[START Working data]
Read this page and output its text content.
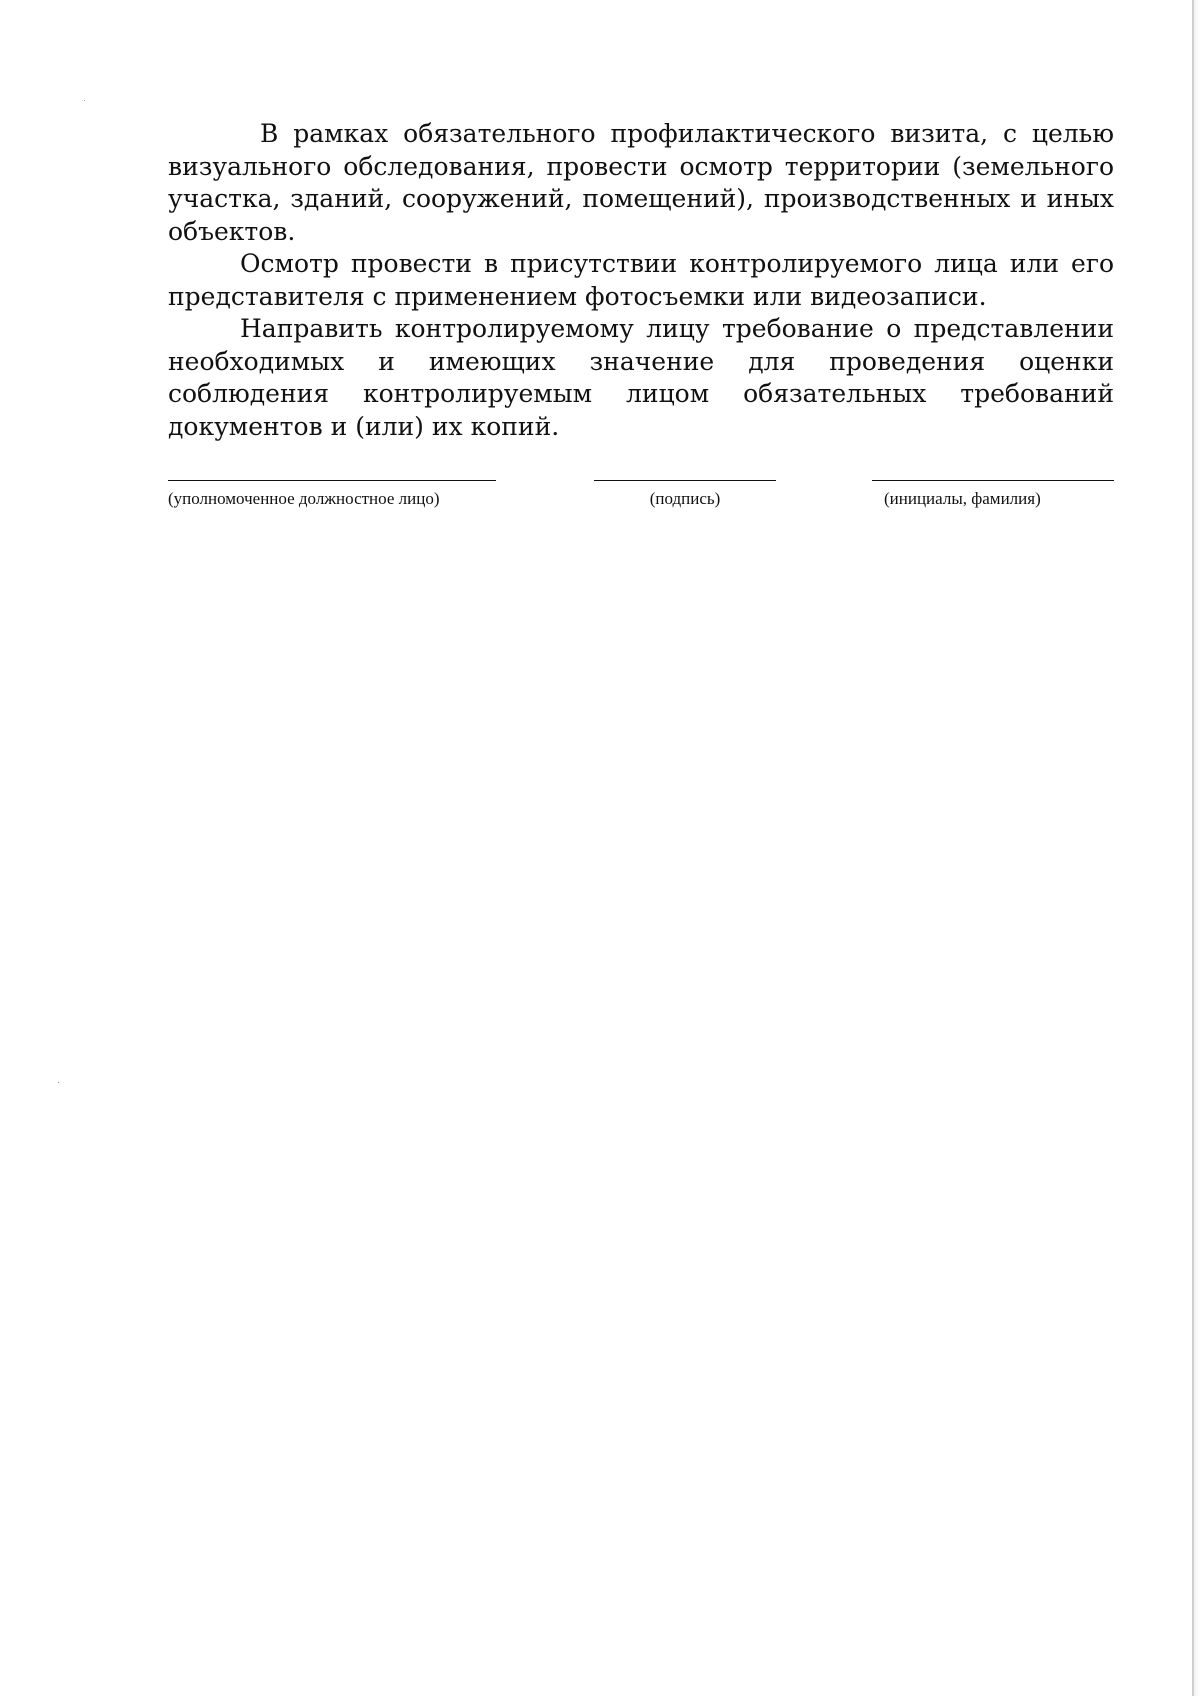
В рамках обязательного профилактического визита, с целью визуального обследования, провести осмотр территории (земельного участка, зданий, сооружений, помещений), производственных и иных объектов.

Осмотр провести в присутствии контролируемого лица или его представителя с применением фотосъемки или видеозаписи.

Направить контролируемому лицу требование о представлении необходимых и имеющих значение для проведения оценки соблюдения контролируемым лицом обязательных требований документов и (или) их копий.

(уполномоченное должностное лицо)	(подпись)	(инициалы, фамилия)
[END Working data]
[START Working data]
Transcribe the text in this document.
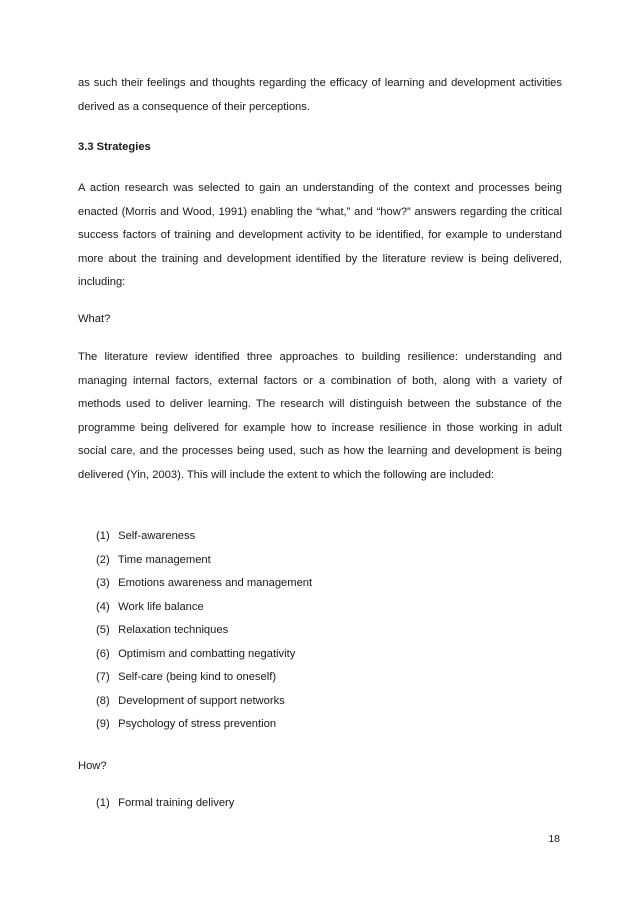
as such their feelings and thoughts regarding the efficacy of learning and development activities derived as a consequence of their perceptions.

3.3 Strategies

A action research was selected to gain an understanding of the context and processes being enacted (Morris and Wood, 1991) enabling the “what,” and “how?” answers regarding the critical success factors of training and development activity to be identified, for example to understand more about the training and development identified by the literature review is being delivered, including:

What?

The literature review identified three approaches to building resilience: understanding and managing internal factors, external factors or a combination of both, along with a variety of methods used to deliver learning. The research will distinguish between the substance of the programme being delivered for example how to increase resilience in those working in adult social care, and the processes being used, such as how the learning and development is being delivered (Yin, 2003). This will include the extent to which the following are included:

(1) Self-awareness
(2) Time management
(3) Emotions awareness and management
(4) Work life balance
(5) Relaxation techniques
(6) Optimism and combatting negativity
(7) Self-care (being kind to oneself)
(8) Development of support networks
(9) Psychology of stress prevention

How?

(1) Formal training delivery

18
[END Working data]
[START Working data]
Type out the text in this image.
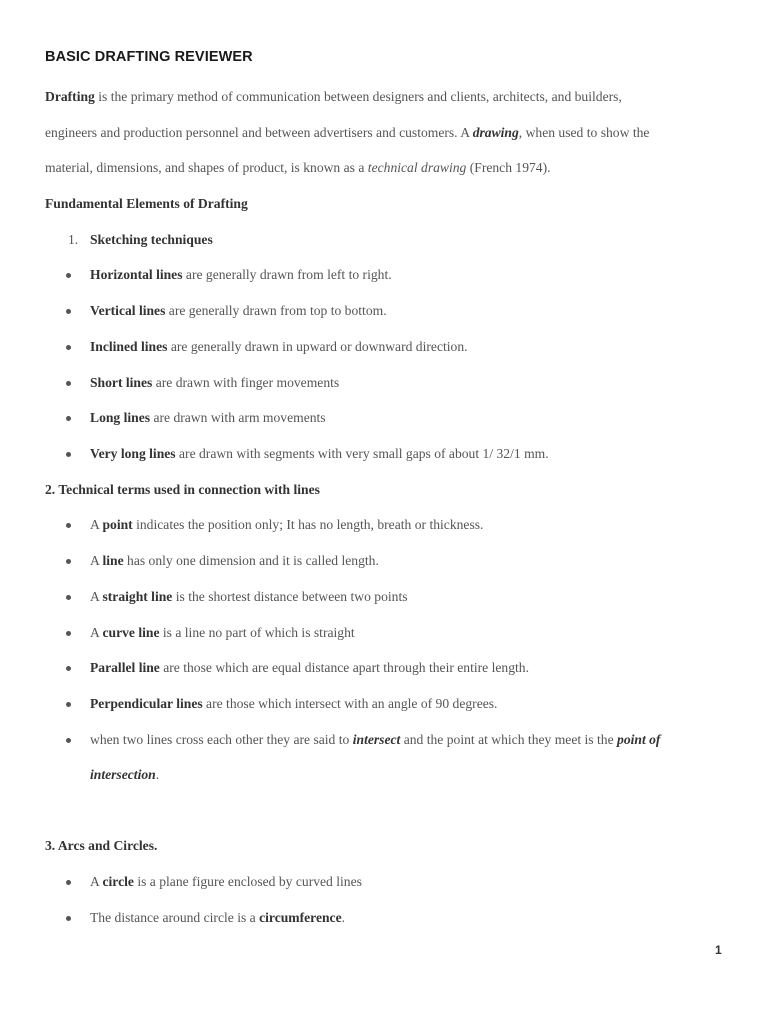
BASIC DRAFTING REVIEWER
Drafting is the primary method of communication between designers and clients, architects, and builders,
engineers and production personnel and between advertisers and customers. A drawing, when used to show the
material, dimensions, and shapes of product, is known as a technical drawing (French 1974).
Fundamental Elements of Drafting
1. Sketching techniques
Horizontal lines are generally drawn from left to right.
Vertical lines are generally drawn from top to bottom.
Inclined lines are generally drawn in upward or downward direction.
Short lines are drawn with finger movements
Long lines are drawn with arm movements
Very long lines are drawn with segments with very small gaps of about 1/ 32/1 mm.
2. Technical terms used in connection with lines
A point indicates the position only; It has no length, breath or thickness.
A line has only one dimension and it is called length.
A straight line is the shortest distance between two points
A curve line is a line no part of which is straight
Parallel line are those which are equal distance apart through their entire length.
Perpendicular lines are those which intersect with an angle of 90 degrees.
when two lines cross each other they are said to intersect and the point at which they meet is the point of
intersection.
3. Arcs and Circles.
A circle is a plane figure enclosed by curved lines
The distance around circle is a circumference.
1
[END Working data]
Short problem
Reproduce every line of the listing above in which the string "processes" appears.

Reply to the exercise
A action research was selected to gain an understanding of the context and processes being enacted (Morris and Wood, 1991) enabling the “what,” and “how?” answers regarding the critical success factors of training and development activity to be identified, for example to understand more about the training and development identified by the literature review is being delivered, including:
The literature review identified three approaches to building resilience: understanding and managing internal factors, external factors or a combination of both, along with a variety of methods used to deliver learning. The research will distinguish between the substance of the programme being delivered for example how to increase resilience in those working in adult social care, and the processes being used, such as how the learning and development is being delivered (Yin, 2003). This will include the extent to which the following are included:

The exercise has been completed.